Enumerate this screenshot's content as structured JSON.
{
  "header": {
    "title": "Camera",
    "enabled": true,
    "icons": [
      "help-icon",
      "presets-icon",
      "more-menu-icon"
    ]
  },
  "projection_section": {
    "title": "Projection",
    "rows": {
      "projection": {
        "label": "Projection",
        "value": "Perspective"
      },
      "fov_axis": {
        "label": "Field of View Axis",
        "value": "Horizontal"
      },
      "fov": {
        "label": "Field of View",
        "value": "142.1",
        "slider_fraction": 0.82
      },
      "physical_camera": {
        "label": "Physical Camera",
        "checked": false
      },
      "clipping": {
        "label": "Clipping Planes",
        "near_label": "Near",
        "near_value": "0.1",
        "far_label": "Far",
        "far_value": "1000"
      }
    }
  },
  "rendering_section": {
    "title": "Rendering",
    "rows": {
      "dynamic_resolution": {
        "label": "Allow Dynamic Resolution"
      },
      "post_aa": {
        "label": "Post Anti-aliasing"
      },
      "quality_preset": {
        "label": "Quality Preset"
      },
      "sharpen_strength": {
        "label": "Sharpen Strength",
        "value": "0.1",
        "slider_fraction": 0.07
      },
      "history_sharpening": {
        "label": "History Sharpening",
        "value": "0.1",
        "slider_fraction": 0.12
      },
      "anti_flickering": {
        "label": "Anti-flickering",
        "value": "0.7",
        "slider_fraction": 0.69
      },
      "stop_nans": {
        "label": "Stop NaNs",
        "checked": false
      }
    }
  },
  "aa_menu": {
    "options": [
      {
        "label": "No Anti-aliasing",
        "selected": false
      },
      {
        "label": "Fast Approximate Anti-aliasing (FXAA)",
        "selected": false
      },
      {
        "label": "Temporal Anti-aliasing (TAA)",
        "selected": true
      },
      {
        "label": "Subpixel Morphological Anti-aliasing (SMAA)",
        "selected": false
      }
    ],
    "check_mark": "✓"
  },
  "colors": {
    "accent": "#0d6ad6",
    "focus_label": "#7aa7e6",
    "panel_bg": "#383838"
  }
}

» **Written request**: Each record must be repeated exactly as it is.

» **Expected answer**:
Enumerate this screenshot's content as structured JSON.
{
  "header": {
    "title": "Camera",
    "enabled": true,
    "icons": [
      "help-icon",
      "presets-icon",
      "more-menu-icon"
    ]
  },
  "projection_section": {
    "title": "Projection",
    "rows": {
      "projection": {
        "label": "Projection",
        "value": "Perspective"
      },
      "fov_axis": {
        "label": "Field of View Axis",
        "value": "Horizontal"
      },
      "fov": {
        "label": "Field of View",
        "value": "142.1",
        "slider_fraction": 0.82
      },
      "physical_camera": {
        "label": "Physical Camera",
        "checked": false
      },
      "clipping": {
        "label": "Clipping Planes",
        "near_label": "Near",
        "near_value": "0.1",
        "far_label": "Far",
        "far_value": "1000"
      }
    }
  },
  "rendering_section": {
    "title": "Rendering",
    "rows": {
      "dynamic_resolution": {
        "label": "Allow Dynamic Resolution"
      },
      "post_aa": {
        "label": "Post Anti-aliasing"
      },
      "quality_preset": {
        "label": "Quality Preset"
      },
      "sharpen_strength": {
        "label": "Sharpen Strength",
        "value": "0.1",
        "slider_fraction": 0.07
      },
      "history_sharpening": {
        "label": "History Sharpening",
        "value": "0.1",
        "slider_fraction": 0.12
      },
      "anti_flickering": {
        "label": "Anti-flickering",
        "value": "0.7",
        "slider_fraction": 0.69
      },
      "stop_nans": {
        "label": "Stop NaNs",
        "checked": false
      }
    }
  },
  "aa_menu": {
    "options": [
      {
        "label": "No Anti-aliasing",
        "selected": false
      },
      {
        "label": "Fast Approximate Anti-aliasing (FXAA)",
        "selected": false
      },
      {
        "label": "Temporal Anti-aliasing (TAA)",
        "selected": true
      },
      {
        "label": "Subpixel Morphological Anti-aliasing (SMAA)",
        "selected": false
      }
    ],
    "check_mark": "✓"
  },
  "colors": {
    "accent": "#0d6ad6",
    "focus_label": "#7aa7e6",
    "panel_bg": "#383838"
  }
}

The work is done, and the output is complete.